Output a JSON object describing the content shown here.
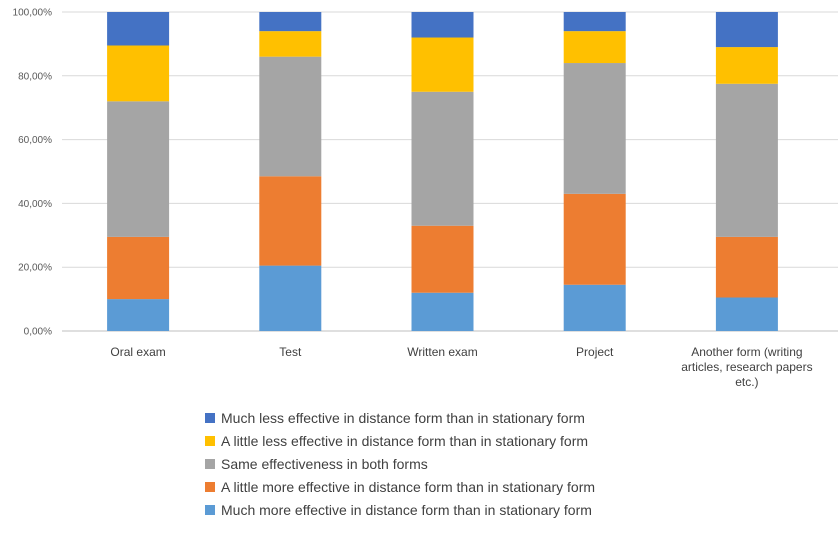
{
  "chart_data": {
    "type": "bar",
    "stacked": true,
    "percent_stacked": true,
    "categories": [
      [
        "Oral exam"
      ],
      [
        "Test"
      ],
      [
        "Written exam"
      ],
      [
        "Project"
      ],
      [
        "Another form (writing",
        "articles, research papers",
        "etc.)"
      ]
    ],
    "y_ticks": [
      "0,00%",
      "20,00%",
      "40,00%",
      "60,00%",
      "80,00%",
      "100,00%"
    ],
    "ylim": [
      0,
      100
    ],
    "grid": true,
    "legend_position": "bottom",
    "series": [
      {
        "name": "Much more effective in distance form than in stationary form",
        "color": "#5b9bd5",
        "values": [
          10.0,
          20.5,
          12.0,
          14.5,
          10.5
        ]
      },
      {
        "name": "A little more effective in distance form than in stationary form",
        "color": "#ed7d31",
        "values": [
          19.5,
          28.0,
          21.0,
          28.5,
          19.0
        ]
      },
      {
        "name": "Same effectiveness in both forms",
        "color": "#a5a5a5",
        "values": [
          42.5,
          37.5,
          42.0,
          41.0,
          48.0
        ]
      },
      {
        "name": "A little less effective in distance form than in stationary form",
        "color": "#ffc000",
        "values": [
          17.5,
          8.0,
          17.0,
          10.0,
          11.5
        ]
      },
      {
        "name": "Much less effective in distance form than in stationary form",
        "color": "#4472c4",
        "values": [
          10.5,
          6.0,
          8.0,
          6.0,
          11.0
        ]
      }
    ]
  }
}
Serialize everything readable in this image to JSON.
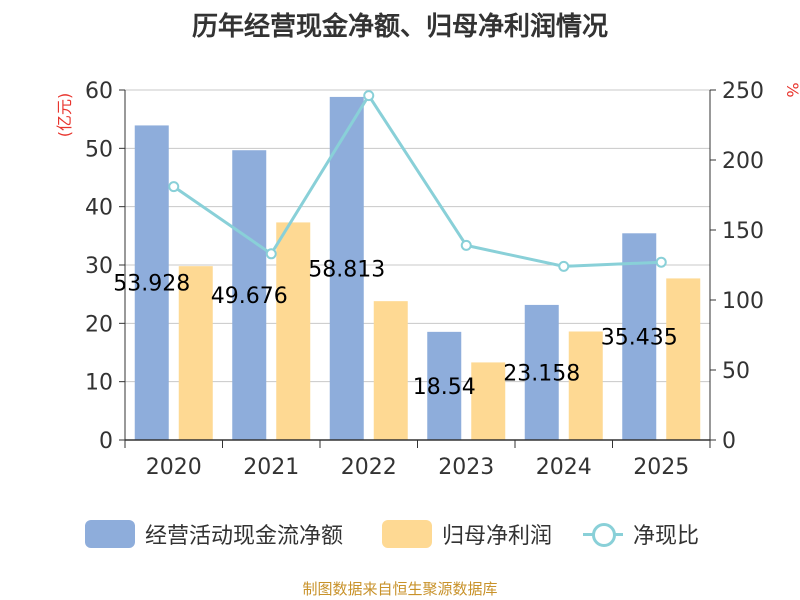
{
  "title": "历年经营现金净额、归母净利润情况",
  "source": "制图数据来自恒生聚源数据库",
  "colors": {
    "ocf_bar": "#8eaddb",
    "profit_bar": "#fed993",
    "ratio_line": "#89d0d8",
    "axis_unit": "#e8352e",
    "gridline": "#c8c8c8",
    "axis": "#333333"
  },
  "legend": [
    {
      "label": "经营活动现金流净额"
    },
    {
      "label": "归母净利润"
    },
    {
      "label": "净现比"
    }
  ],
  "chart_data": {
    "type": "bar",
    "title": "历年经营现金净额、归母净利润情况",
    "categories": [
      "2020",
      "2021",
      "2022",
      "2023",
      "2024",
      "2025"
    ],
    "left_axis": {
      "label": "(亿元)",
      "ylim": [
        0,
        60
      ],
      "ticks": [
        "0",
        "10",
        "20",
        "30",
        "40",
        "50",
        "60"
      ]
    },
    "right_axis": {
      "label": "%",
      "ylim": [
        0,
        250
      ],
      "ticks": [
        "0",
        "50",
        "100",
        "150",
        "200",
        "250"
      ]
    },
    "grid": true,
    "legend_position": "bottom",
    "series": [
      {
        "name": "经营活动现金流净额",
        "type": "bar",
        "axis": "left",
        "values": [
          53.928,
          49.676,
          58.813,
          18.54,
          23.158,
          35.435
        ],
        "labels": [
          "53.928",
          "49.676",
          "58.813",
          "18.54",
          "23.158",
          "35.435"
        ]
      },
      {
        "name": "归母净利润",
        "type": "bar",
        "axis": "left",
        "values": [
          29.8,
          37.3,
          23.8,
          13.3,
          18.6,
          27.7
        ]
      },
      {
        "name": "净现比",
        "type": "line",
        "axis": "right",
        "values": [
          181,
          133,
          246,
          139,
          124,
          127
        ]
      }
    ]
  }
}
# # # #
Challenge — In the material above, show every line where the word "more" turns up.

Output of the task —
        "name": "Much more effective in distance form than in stationary form",
        "name": "A little more effective in distance form than in stationary form",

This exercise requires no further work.